▶ _Instructions to follow_
Restate every entry word for word.

Data extracted from a collection:
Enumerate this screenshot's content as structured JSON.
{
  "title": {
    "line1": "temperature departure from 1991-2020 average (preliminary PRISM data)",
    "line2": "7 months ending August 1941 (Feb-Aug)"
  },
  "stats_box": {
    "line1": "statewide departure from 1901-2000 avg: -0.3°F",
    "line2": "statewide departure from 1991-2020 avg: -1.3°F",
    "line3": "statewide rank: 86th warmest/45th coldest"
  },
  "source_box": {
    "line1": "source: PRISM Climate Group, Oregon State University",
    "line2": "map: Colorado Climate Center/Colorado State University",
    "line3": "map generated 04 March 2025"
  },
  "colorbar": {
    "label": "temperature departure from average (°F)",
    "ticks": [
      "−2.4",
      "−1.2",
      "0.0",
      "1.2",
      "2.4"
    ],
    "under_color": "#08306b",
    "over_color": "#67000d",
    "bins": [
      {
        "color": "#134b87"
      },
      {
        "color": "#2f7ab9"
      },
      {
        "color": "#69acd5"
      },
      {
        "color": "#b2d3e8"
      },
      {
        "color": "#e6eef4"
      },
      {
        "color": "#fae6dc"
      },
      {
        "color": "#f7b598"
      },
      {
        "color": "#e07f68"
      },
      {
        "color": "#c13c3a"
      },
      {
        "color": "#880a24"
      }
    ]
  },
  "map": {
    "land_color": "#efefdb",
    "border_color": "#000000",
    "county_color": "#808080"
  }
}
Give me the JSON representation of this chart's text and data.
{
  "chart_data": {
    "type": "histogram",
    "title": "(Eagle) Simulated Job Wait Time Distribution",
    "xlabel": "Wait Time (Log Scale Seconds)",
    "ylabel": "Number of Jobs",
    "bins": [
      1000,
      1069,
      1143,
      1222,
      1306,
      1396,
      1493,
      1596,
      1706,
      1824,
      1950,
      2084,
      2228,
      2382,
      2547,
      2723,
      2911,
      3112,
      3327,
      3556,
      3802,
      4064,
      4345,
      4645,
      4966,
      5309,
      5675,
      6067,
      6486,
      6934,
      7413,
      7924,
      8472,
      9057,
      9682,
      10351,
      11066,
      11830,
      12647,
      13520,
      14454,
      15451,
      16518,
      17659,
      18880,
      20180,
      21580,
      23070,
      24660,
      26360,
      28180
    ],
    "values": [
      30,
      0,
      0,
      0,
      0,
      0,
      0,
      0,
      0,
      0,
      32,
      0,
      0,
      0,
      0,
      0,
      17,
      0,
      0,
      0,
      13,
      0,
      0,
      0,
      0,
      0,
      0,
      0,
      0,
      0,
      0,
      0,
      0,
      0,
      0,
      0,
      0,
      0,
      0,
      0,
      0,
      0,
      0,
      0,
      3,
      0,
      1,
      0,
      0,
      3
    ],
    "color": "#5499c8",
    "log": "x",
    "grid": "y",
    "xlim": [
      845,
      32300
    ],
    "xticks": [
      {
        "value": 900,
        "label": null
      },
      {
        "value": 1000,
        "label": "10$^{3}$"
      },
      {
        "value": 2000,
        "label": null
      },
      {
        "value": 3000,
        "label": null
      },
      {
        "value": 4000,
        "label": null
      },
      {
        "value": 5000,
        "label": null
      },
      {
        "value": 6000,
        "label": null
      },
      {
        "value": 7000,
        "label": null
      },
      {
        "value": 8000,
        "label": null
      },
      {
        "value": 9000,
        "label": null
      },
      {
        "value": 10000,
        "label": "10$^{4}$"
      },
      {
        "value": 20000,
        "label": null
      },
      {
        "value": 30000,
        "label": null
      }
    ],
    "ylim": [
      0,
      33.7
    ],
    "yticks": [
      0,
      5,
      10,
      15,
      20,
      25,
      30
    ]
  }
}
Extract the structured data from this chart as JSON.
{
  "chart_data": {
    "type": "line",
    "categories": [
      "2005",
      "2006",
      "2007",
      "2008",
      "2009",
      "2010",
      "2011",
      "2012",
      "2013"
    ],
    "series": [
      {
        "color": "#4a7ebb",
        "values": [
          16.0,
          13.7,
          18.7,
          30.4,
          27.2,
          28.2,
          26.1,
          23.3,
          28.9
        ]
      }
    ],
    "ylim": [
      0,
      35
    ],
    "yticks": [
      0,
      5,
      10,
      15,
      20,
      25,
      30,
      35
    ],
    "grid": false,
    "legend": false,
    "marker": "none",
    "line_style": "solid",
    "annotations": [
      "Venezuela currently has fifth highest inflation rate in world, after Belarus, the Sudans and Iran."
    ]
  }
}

▶ _Finished exercise_
Enumerate this screenshot's content as structured JSON.
{
  "title": {
    "line1": "temperature departure from 1991-2020 average (preliminary PRISM data)",
    "line2": "7 months ending August 1941 (Feb-Aug)"
  },
  "stats_box": {
    "line1": "statewide departure from 1901-2000 avg: -0.3°F",
    "line2": "statewide departure from 1991-2020 avg: -1.3°F",
    "line3": "statewide rank: 86th warmest/45th coldest"
  },
  "source_box": {
    "line1": "source: PRISM Climate Group, Oregon State University",
    "line2": "map: Colorado Climate Center/Colorado State University",
    "line3": "map generated 04 March 2025"
  },
  "colorbar": {
    "label": "temperature departure from average (°F)",
    "ticks": [
      "−2.4",
      "−1.2",
      "0.0",
      "1.2",
      "2.4"
    ],
    "under_color": "#08306b",
    "over_color": "#67000d",
    "bins": [
      {
        "color": "#134b87"
      },
      {
        "color": "#2f7ab9"
      },
      {
        "color": "#69acd5"
      },
      {
        "color": "#b2d3e8"
      },
      {
        "color": "#e6eef4"
      },
      {
        "color": "#fae6dc"
      },
      {
        "color": "#f7b598"
      },
      {
        "color": "#e07f68"
      },
      {
        "color": "#c13c3a"
      },
      {
        "color": "#880a24"
      }
    ]
  },
  "map": {
    "land_color": "#efefdb",
    "border_color": "#000000",
    "county_color": "#808080"
  }
}
Give me the JSON representation of this chart's text and data.
{
  "chart_data": {
    "type": "histogram",
    "title": "(Eagle) Simulated Job Wait Time Distribution",
    "xlabel": "Wait Time (Log Scale Seconds)",
    "ylabel": "Number of Jobs",
    "bins": [
      1000,
      1069,
      1143,
      1222,
      1306,
      1396,
      1493,
      1596,
      1706,
      1824,
      1950,
      2084,
      2228,
      2382,
      2547,
      2723,
      2911,
      3112,
      3327,
      3556,
      3802,
      4064,
      4345,
      4645,
      4966,
      5309,
      5675,
      6067,
      6486,
      6934,
      7413,
      7924,
      8472,
      9057,
      9682,
      10351,
      11066,
      11830,
      12647,
      13520,
      14454,
      15451,
      16518,
      17659,
      18880,
      20180,
      21580,
      23070,
      24660,
      26360,
      28180
    ],
    "values": [
      30,
      0,
      0,
      0,
      0,
      0,
      0,
      0,
      0,
      0,
      32,
      0,
      0,
      0,
      0,
      0,
      17,
      0,
      0,
      0,
      13,
      0,
      0,
      0,
      0,
      0,
      0,
      0,
      0,
      0,
      0,
      0,
      0,
      0,
      0,
      0,
      0,
      0,
      0,
      0,
      0,
      0,
      0,
      0,
      3,
      0,
      1,
      0,
      0,
      3
    ],
    "color": "#5499c8",
    "log": "x",
    "grid": "y",
    "xlim": [
      845,
      32300
    ],
    "xticks": [
      {
        "value": 900,
        "label": null
      },
      {
        "value": 1000,
        "label": "10$^{3}$"
      },
      {
        "value": 2000,
        "label": null
      },
      {
        "value": 3000,
        "label": null
      },
      {
        "value": 4000,
        "label": null
      },
      {
        "value": 5000,
        "label": null
      },
      {
        "value": 6000,
        "label": null
      },
      {
        "value": 7000,
        "label": null
      },
      {
        "value": 8000,
        "label": null
      },
      {
        "value": 9000,
        "label": null
      },
      {
        "value": 10000,
        "label": "10$^{4}$"
      },
      {
        "value": 20000,
        "label": null
      },
      {
        "value": 30000,
        "label": null
      }
    ],
    "ylim": [
      0,
      33.7
    ],
    "yticks": [
      0,
      5,
      10,
      15,
      20,
      25,
      30
    ]
  }
}
Extract the structured data from this chart as JSON.
{
  "chart_data": {
    "type": "line",
    "categories": [
      "2005",
      "2006",
      "2007",
      "2008",
      "2009",
      "2010",
      "2011",
      "2012",
      "2013"
    ],
    "series": [
      {
        "color": "#4a7ebb",
        "values": [
          16.0,
          13.7,
          18.7,
          30.4,
          27.2,
          28.2,
          26.1,
          23.3,
          28.9
        ]
      }
    ],
    "ylim": [
      0,
      35
    ],
    "yticks": [
      0,
      5,
      10,
      15,
      20,
      25,
      30,
      35
    ],
    "grid": false,
    "legend": false,
    "marker": "none",
    "line_style": "solid",
    "annotations": [
      "Venezuela currently has fifth highest inflation rate in world, after Belarus, the Sudans and Iran."
    ]
  }
}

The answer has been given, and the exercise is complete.